» **Task material**:
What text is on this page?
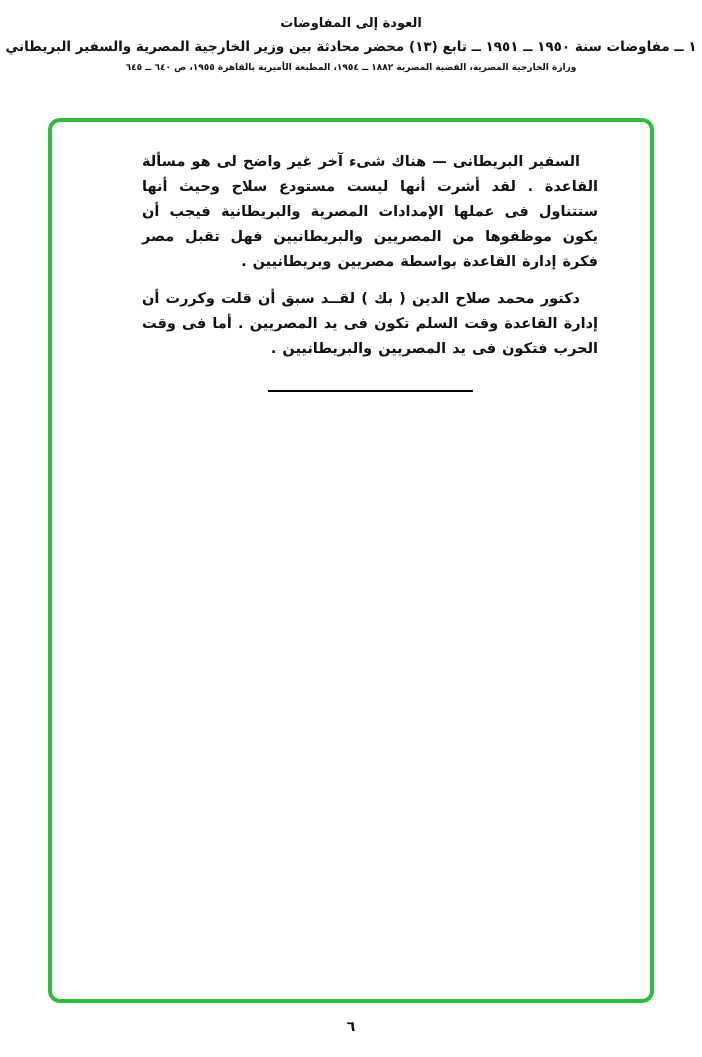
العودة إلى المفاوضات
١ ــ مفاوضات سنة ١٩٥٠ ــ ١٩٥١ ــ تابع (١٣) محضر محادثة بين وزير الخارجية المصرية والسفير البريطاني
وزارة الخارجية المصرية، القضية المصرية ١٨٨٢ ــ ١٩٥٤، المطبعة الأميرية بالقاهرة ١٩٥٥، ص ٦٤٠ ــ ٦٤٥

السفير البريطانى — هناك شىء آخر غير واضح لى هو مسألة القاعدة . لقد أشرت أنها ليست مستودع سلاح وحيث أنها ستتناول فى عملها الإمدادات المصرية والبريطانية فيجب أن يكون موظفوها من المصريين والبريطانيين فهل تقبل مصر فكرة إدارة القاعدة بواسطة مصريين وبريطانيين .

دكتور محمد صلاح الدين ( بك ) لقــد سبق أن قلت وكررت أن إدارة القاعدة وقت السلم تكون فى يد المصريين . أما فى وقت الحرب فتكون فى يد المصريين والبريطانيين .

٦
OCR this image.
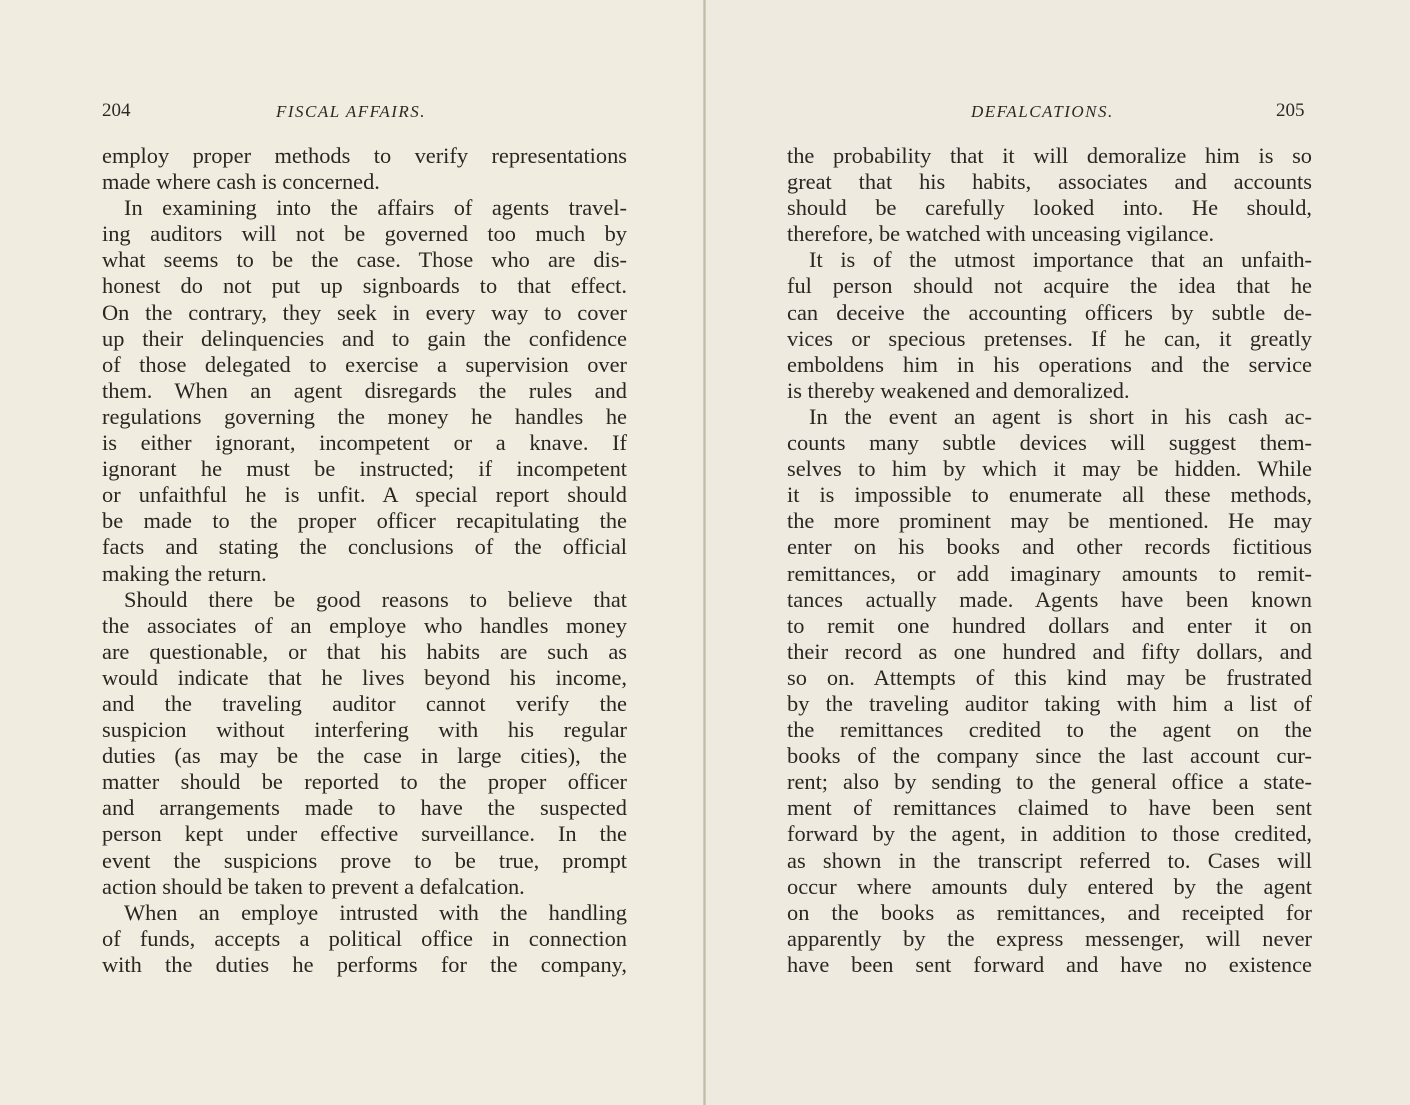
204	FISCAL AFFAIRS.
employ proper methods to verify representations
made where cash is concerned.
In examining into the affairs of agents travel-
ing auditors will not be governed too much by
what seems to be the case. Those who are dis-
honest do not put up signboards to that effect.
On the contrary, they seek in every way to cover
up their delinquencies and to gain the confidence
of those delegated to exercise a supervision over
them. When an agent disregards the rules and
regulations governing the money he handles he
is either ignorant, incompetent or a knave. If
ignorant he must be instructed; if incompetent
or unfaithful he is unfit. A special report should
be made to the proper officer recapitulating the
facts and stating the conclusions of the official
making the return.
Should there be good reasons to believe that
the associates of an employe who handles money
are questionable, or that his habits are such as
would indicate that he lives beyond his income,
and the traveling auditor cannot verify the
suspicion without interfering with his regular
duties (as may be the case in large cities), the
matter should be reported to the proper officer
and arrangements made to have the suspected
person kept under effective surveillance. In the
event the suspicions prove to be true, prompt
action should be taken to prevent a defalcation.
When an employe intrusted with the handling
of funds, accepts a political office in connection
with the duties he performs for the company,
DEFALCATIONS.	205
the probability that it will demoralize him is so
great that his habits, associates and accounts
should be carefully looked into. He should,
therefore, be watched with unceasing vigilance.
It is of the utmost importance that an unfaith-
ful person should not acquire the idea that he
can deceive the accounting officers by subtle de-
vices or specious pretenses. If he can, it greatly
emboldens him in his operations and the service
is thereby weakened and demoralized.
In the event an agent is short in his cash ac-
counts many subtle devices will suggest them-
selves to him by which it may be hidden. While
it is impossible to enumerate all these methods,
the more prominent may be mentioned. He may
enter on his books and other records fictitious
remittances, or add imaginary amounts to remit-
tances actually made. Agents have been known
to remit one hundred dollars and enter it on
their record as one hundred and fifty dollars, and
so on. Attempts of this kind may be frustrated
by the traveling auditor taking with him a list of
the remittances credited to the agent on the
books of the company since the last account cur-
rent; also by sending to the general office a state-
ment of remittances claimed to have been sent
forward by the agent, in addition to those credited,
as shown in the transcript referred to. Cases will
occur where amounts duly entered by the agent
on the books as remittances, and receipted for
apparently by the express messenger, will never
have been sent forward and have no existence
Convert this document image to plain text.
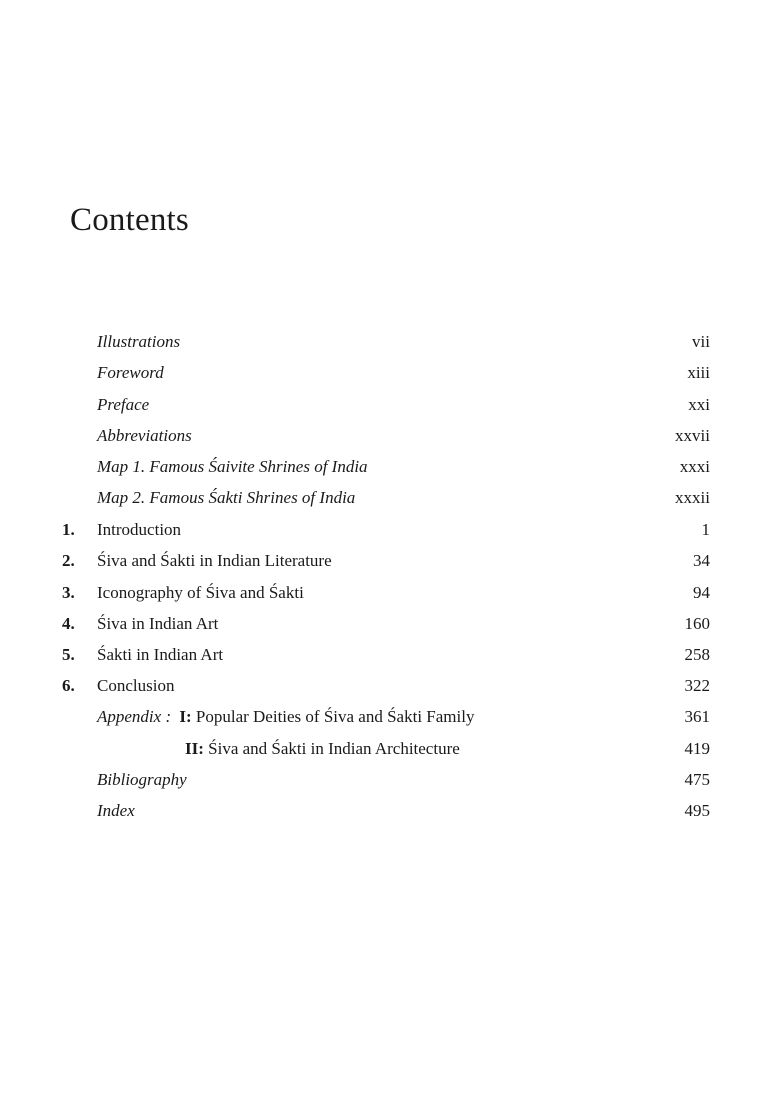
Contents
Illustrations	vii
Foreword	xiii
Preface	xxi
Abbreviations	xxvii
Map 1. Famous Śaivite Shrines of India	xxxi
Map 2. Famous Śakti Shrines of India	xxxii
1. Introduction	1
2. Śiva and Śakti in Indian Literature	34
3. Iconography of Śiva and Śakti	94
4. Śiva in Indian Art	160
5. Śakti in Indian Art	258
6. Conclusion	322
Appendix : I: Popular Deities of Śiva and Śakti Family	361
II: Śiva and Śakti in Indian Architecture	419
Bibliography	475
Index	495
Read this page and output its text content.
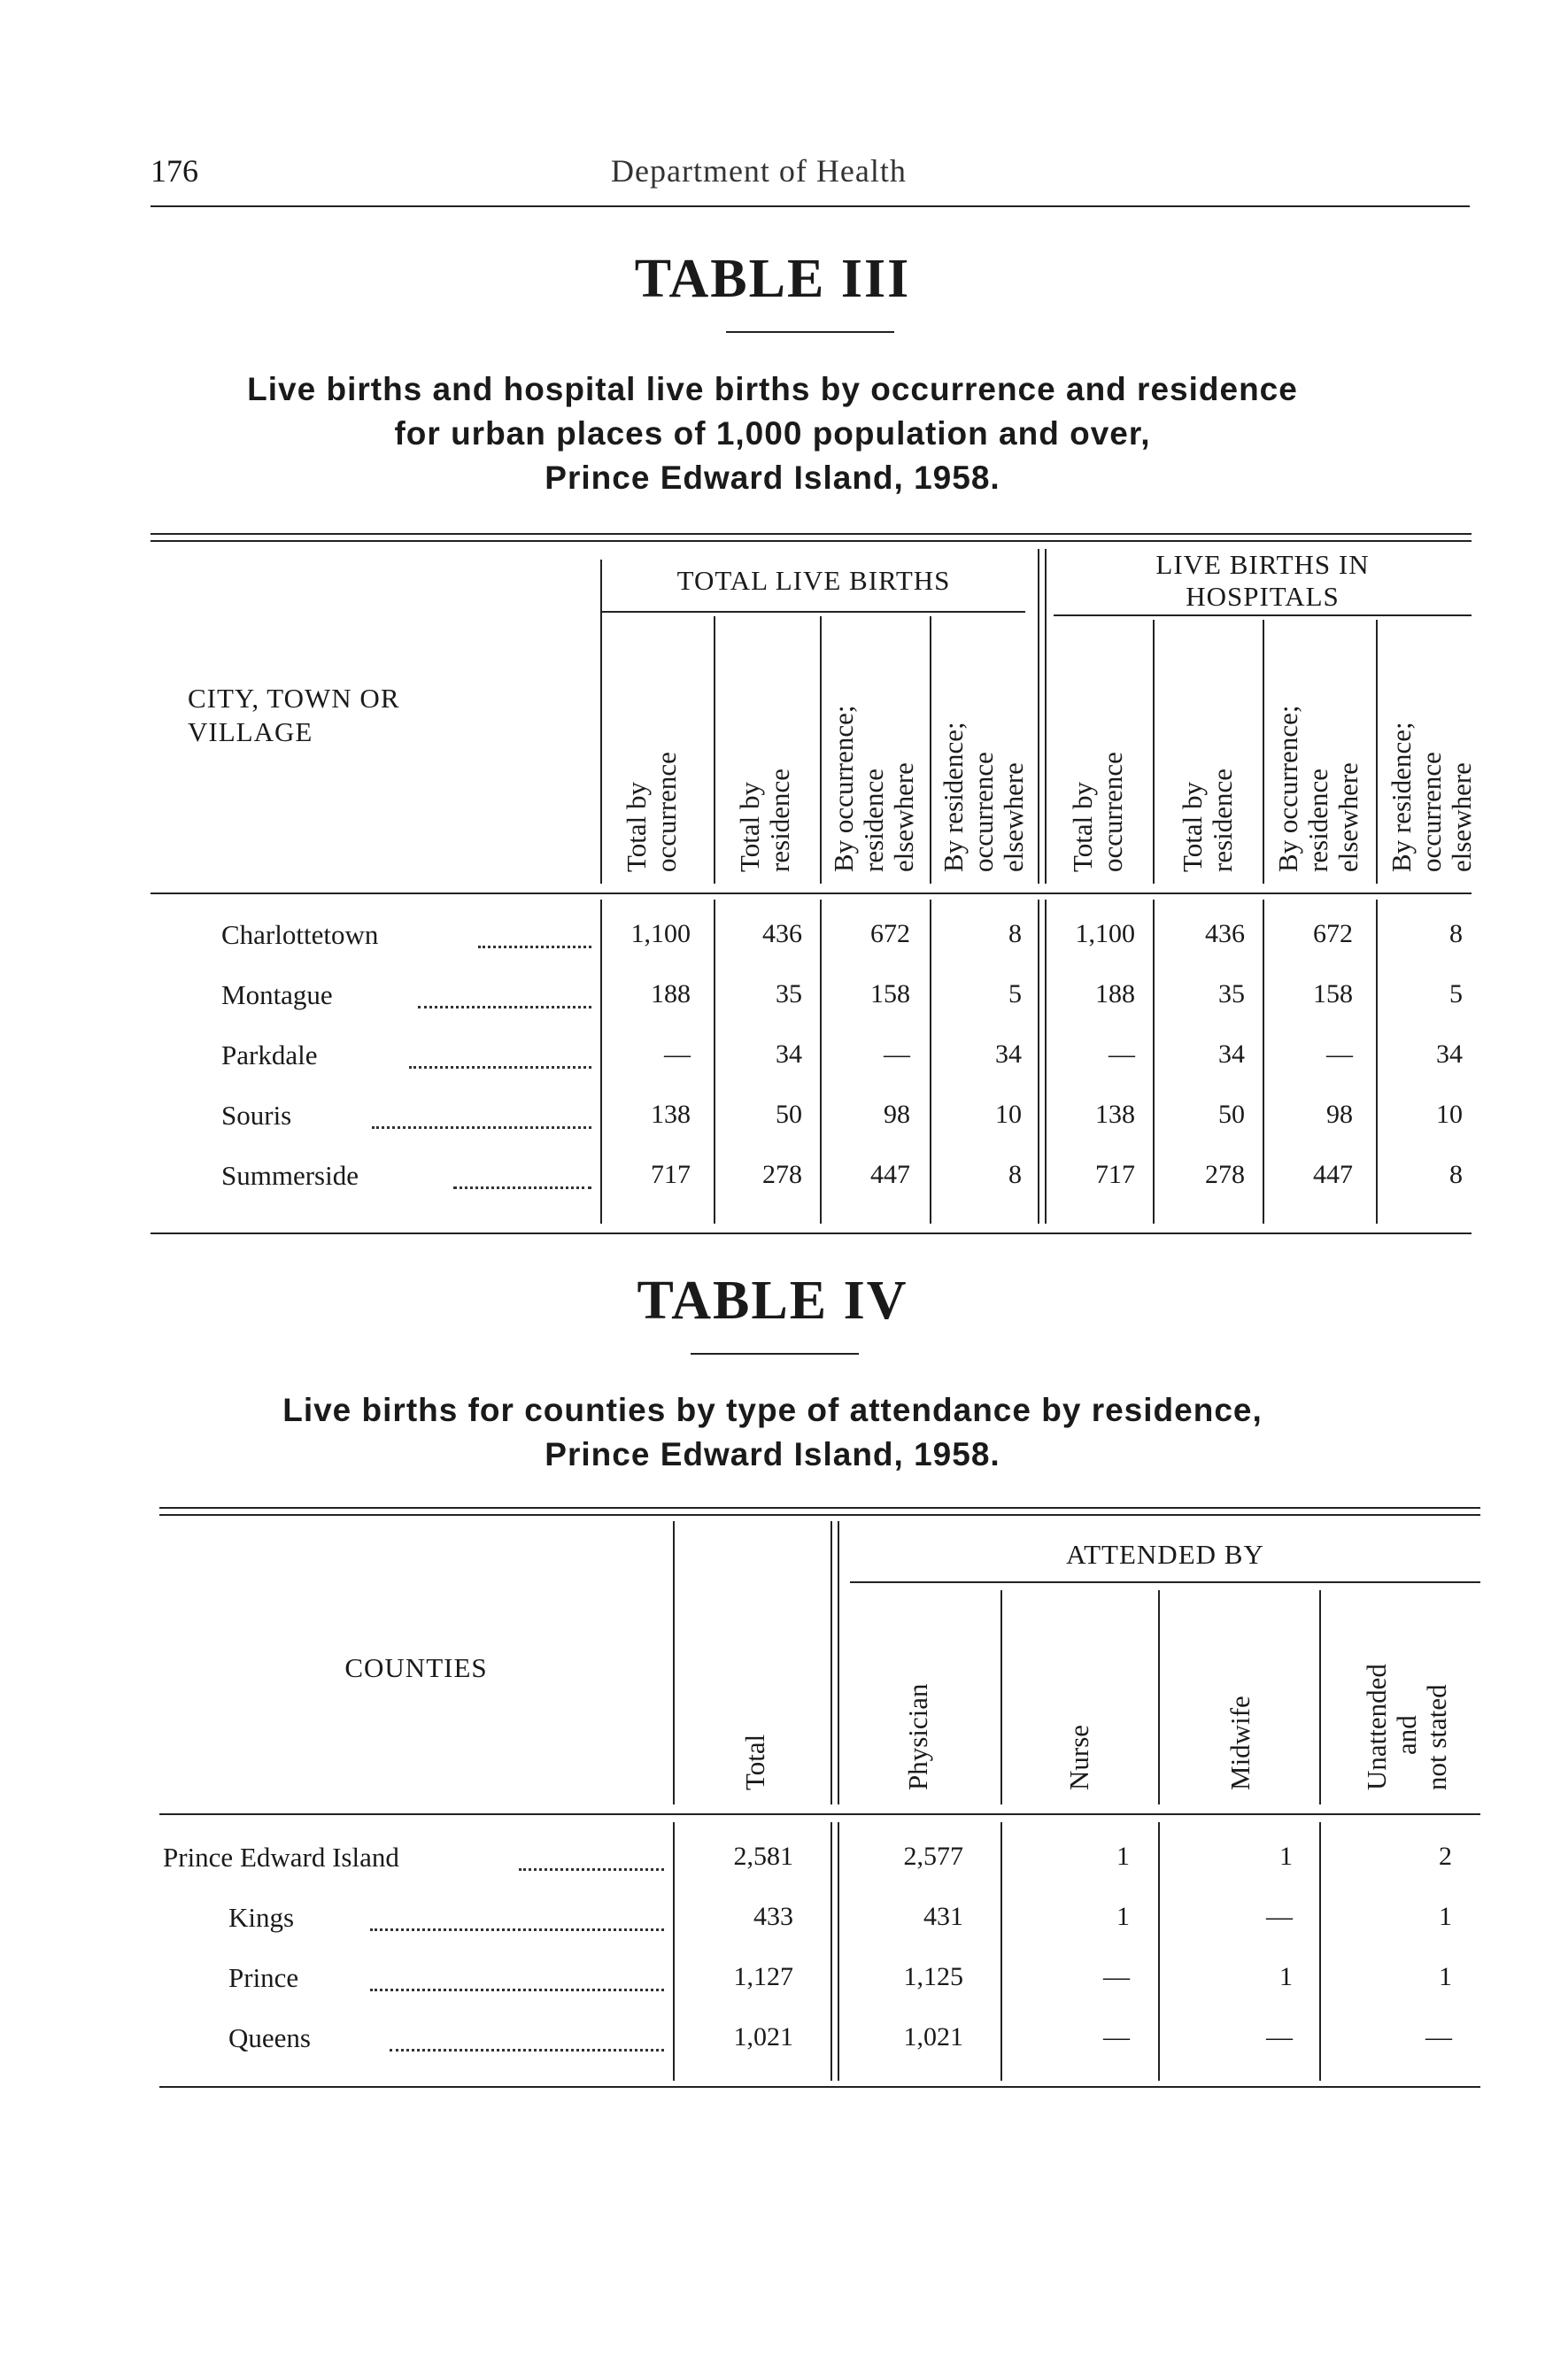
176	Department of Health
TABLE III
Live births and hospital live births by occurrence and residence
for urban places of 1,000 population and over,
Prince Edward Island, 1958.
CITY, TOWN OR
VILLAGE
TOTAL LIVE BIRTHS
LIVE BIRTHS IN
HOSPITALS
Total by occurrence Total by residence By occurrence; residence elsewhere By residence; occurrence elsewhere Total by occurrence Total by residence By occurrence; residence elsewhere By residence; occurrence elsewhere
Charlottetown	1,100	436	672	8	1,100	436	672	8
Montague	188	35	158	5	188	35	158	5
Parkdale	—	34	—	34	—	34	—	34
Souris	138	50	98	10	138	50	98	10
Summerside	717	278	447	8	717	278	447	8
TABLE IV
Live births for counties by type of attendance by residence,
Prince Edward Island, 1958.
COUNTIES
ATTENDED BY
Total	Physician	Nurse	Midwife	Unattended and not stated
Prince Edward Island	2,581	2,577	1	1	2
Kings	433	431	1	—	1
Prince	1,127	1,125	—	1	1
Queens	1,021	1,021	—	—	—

» **Written task**: Your task is to reproduce all of the material exactly. The pictures stay out.

» **Output for this exercise**:
What text is on this page?
العودة إلى المفاوضات
١ ــ مفاوضات سنة ١٩٥٠ ــ ١٩٥١ ــ تابع (١٣) محضر محادثة بين وزير الخارجية المصرية والسفير البريطاني
وزارة الخارجية المصرية، القضية المصرية ١٨٨٢ ــ ١٩٥٤، المطبعة الأميرية بالقاهرة ١٩٥٥، ص ٦٤٠ ــ ٦٤٥

السفير البريطانى — هناك شىء آخر غير واضح لى هو مسألة القاعدة . لقد أشرت أنها ليست مستودع سلاح وحيث أنها ستتناول فى عملها الإمدادات المصرية والبريطانية فيجب أن يكون موظفوها من المصريين والبريطانيين فهل تقبل مصر فكرة إدارة القاعدة بواسطة مصريين وبريطانيين .

دكتور محمد صلاح الدين ( بك ) لقــد سبق أن قلت وكررت أن إدارة القاعدة وقت السلم تكون فى يد المصريين . أما فى وقت الحرب فتكون فى يد المصريين والبريطانيين .

٦
OCR this image.
204	FISCAL AFFAIRS.
employ proper methods to verify representations
made where cash is concerned.
In examining into the affairs of agents travel-
ing auditors will not be governed too much by
what seems to be the case. Those who are dis-
honest do not put up signboards to that effect.
On the contrary, they seek in every way to cover
up their delinquencies and to gain the confidence
of those delegated to exercise a supervision over
them. When an agent disregards the rules and
regulations governing the money he handles he
is either ignorant, incompetent or a knave. If
ignorant he must be instructed; if incompetent
or unfaithful he is unfit. A special report should
be made to the proper officer recapitulating the
facts and stating the conclusions of the official
making the return.
Should there be good reasons to believe that
the associates of an employe who handles money
are questionable, or that his habits are such as
would indicate that he lives beyond his income,
and the traveling auditor cannot verify the
suspicion without interfering with his regular
duties (as may be the case in large cities), the
matter should be reported to the proper officer
and arrangements made to have the suspected
person kept under effective surveillance. In the
event the suspicions prove to be true, prompt
action should be taken to prevent a defalcation.
When an employe intrusted with the handling
of funds, accepts a political office in connection
with the duties he performs for the company,
DEFALCATIONS.	205
the probability that it will demoralize him is so
great that his habits, associates and accounts
should be carefully looked into. He should,
therefore, be watched with unceasing vigilance.
It is of the utmost importance that an unfaith-
ful person should not acquire the idea that he
can deceive the accounting officers by subtle de-
vices or specious pretenses. If he can, it greatly
emboldens him in his operations and the service
is thereby weakened and demoralized.
In the event an agent is short in his cash ac-
counts many subtle devices will suggest them-
selves to him by which it may be hidden. While
it is impossible to enumerate all these methods,
the more prominent may be mentioned. He may
enter on his books and other records fictitious
remittances, or add imaginary amounts to remit-
tances actually made. Agents have been known
to remit one hundred dollars and enter it on
their record as one hundred and fifty dollars, and
so on. Attempts of this kind may be frustrated
by the traveling auditor taking with him a list of
the remittances credited to the agent on the
books of the company since the last account cur-
rent; also by sending to the general office a state-
ment of remittances claimed to have been sent
forward by the agent, in addition to those credited,
as shown in the transcript referred to. Cases will
occur where amounts duly entered by the agent
on the books as remittances, and receipted for
apparently by the express messenger, will never
have been sent forward and have no existence
Convert this document image to plain text.
Contents
Illustrations	vii
Foreword	xiii
Preface	xxi
Abbreviations	xxvii
Map 1. Famous Śaivite Shrines of India	xxxi
Map 2. Famous Śakti Shrines of India	xxxii
1. Introduction	1
2. Śiva and Śakti in Indian Literature	34
3. Iconography of Śiva and Śakti	94
4. Śiva in Indian Art	160
5. Śakti in Indian Art	258
6. Conclusion	322
Appendix : I: Popular Deities of Śiva and Śakti Family	361
II: Śiva and Śakti in Indian Architecture	419
Bibliography	475
Index	495
Read this page and output its text content.
176	Department of Health
TABLE III
Live births and hospital live births by occurrence and residence
for urban places of 1,000 population and over,
Prince Edward Island, 1958.
CITY, TOWN OR
VILLAGE
TOTAL LIVE BIRTHS
LIVE BIRTHS IN
HOSPITALS
Total by occurrence Total by residence By occurrence; residence elsewhere By residence; occurrence elsewhere Total by occurrence Total by residence By occurrence; residence elsewhere By residence; occurrence elsewhere
Charlottetown	1,100	436	672	8	1,100	436	672	8
Montague	188	35	158	5	188	35	158	5
Parkdale	—	34	—	34	—	34	—	34
Souris	138	50	98	10	138	50	98	10
Summerside	717	278	447	8	717	278	447	8
TABLE IV
Live births for counties by type of attendance by residence,
Prince Edward Island, 1958.
COUNTIES
ATTENDED BY
Total	Physician	Nurse	Midwife	Unattended and not stated
Prince Edward Island	2,581	2,577	1	1	2
Kings	433	431	1	—	1
Prince	1,127	1,125	—	1	1
Queens	1,021	1,021	—	—	—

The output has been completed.